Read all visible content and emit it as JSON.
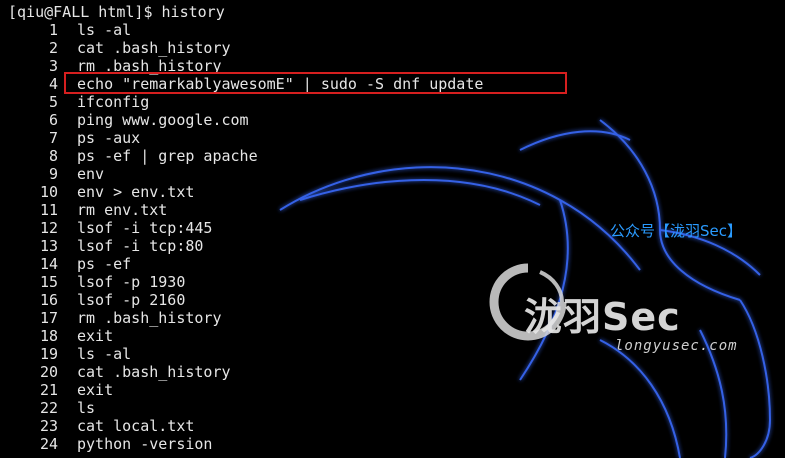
{
  "terminal": {
    "prompt": "[qiu@FALL html]$ history",
    "history": [
      {
        "num": "1",
        "cmd": "ls -al"
      },
      {
        "num": "2",
        "cmd": "cat .bash_history"
      },
      {
        "num": "3",
        "cmd": "rm .bash_history"
      },
      {
        "num": "4",
        "cmd": "echo \"remarkablyawesomE\" | sudo -S dnf update"
      },
      {
        "num": "5",
        "cmd": "ifconfig"
      },
      {
        "num": "6",
        "cmd": "ping www.google.com"
      },
      {
        "num": "7",
        "cmd": "ps -aux"
      },
      {
        "num": "8",
        "cmd": "ps -ef | grep apache"
      },
      {
        "num": "9",
        "cmd": "env"
      },
      {
        "num": "10",
        "cmd": "env > env.txt"
      },
      {
        "num": "11",
        "cmd": "rm env.txt"
      },
      {
        "num": "12",
        "cmd": "lsof -i tcp:445"
      },
      {
        "num": "13",
        "cmd": "lsof -i tcp:80"
      },
      {
        "num": "14",
        "cmd": "ps -ef"
      },
      {
        "num": "15",
        "cmd": "lsof -p 1930"
      },
      {
        "num": "16",
        "cmd": "lsof -p 2160"
      },
      {
        "num": "17",
        "cmd": "rm .bash_history"
      },
      {
        "num": "18",
        "cmd": "exit"
      },
      {
        "num": "19",
        "cmd": "ls -al"
      },
      {
        "num": "20",
        "cmd": "cat .bash_history"
      },
      {
        "num": "21",
        "cmd": "exit"
      },
      {
        "num": "22",
        "cmd": "ls"
      },
      {
        "num": "23",
        "cmd": "cat local.txt"
      },
      {
        "num": "24",
        "cmd": "python -version"
      }
    ],
    "highlighted_entry": "4"
  },
  "watermark": {
    "wechat_label": "公众号【泷羽Sec】",
    "brand": "泷羽Sec",
    "url": "longyusec.com"
  },
  "colors": {
    "background": "#000000",
    "text": "#e6e6e6",
    "highlight_border": "#d61f1f",
    "watermark_blue": "#2a9bff",
    "dragon_glow": "#3a6cff"
  }
}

━━━━

WHAT IS ASKED –
Except for the pictures, reproduce every line exactly.

EXERCISE SOLUTION –
Read all visible content and emit it as JSON.
{
  "terminal": {
    "prompt": "[qiu@FALL html]$ history",
    "history": [
      {
        "num": "1",
        "cmd": "ls -al"
      },
      {
        "num": "2",
        "cmd": "cat .bash_history"
      },
      {
        "num": "3",
        "cmd": "rm .bash_history"
      },
      {
        "num": "4",
        "cmd": "echo \"remarkablyawesomE\" | sudo -S dnf update"
      },
      {
        "num": "5",
        "cmd": "ifconfig"
      },
      {
        "num": "6",
        "cmd": "ping www.google.com"
      },
      {
        "num": "7",
        "cmd": "ps -aux"
      },
      {
        "num": "8",
        "cmd": "ps -ef | grep apache"
      },
      {
        "num": "9",
        "cmd": "env"
      },
      {
        "num": "10",
        "cmd": "env > env.txt"
      },
      {
        "num": "11",
        "cmd": "rm env.txt"
      },
      {
        "num": "12",
        "cmd": "lsof -i tcp:445"
      },
      {
        "num": "13",
        "cmd": "lsof -i tcp:80"
      },
      {
        "num": "14",
        "cmd": "ps -ef"
      },
      {
        "num": "15",
        "cmd": "lsof -p 1930"
      },
      {
        "num": "16",
        "cmd": "lsof -p 2160"
      },
      {
        "num": "17",
        "cmd": "rm .bash_history"
      },
      {
        "num": "18",
        "cmd": "exit"
      },
      {
        "num": "19",
        "cmd": "ls -al"
      },
      {
        "num": "20",
        "cmd": "cat .bash_history"
      },
      {
        "num": "21",
        "cmd": "exit"
      },
      {
        "num": "22",
        "cmd": "ls"
      },
      {
        "num": "23",
        "cmd": "cat local.txt"
      },
      {
        "num": "24",
        "cmd": "python -version"
      }
    ],
    "highlighted_entry": "4"
  },
  "watermark": {
    "wechat_label": "公众号【泷羽Sec】",
    "brand": "泷羽Sec",
    "url": "longyusec.com"
  },
  "colors": {
    "background": "#000000",
    "text": "#e6e6e6",
    "highlight_border": "#d61f1f",
    "watermark_blue": "#2a9bff",
    "dragon_glow": "#3a6cff"
  }
}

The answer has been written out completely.